■ **The problem**
Exactly reproduce each entry, leaving out nothing.

■ **Dataset entries**

## BEGIN

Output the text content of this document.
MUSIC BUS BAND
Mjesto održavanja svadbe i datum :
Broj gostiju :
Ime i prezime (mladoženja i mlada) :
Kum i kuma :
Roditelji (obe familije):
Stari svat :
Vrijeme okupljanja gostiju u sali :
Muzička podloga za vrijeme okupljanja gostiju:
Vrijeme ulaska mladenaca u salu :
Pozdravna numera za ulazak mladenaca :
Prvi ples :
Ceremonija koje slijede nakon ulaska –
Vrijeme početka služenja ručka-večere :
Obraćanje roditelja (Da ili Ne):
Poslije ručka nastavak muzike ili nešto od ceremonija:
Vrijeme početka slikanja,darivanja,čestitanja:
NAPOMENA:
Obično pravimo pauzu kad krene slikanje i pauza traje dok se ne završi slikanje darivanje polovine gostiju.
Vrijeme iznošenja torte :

## END

■ **Response to this exercise**
Output the text content of this document.
MUSIC BUS BAND
Mjesto održavanja svadbe i datum :
Broj gostiju :
Ime i prezime (mladoženja i mlada) :
Kum i kuma :
Roditelji (obe familije):
Stari svat :
Vrijeme okupljanja gostiju u sali :
Muzička podloga za vrijeme okupljanja gostiju:
Vrijeme ulaska mladenaca u salu :
Pozdravna numera za ulazak mladenaca :
Prvi ples :
Ceremonija koje slijede nakon ulaska –
Vrijeme početka služenja ručka-večere :
Obraćanje roditelja (Da ili Ne):
Poslije ručka nastavak muzike ili nešto od ceremonija:
Vrijeme početka slikanja,darivanja,čestitanja:
NAPOMENA:
Obično pravimo pauzu kad krene slikanje i pauza traje dok se ne završi slikanje darivanje polovine gostiju.
Vrijeme iznošenja torte :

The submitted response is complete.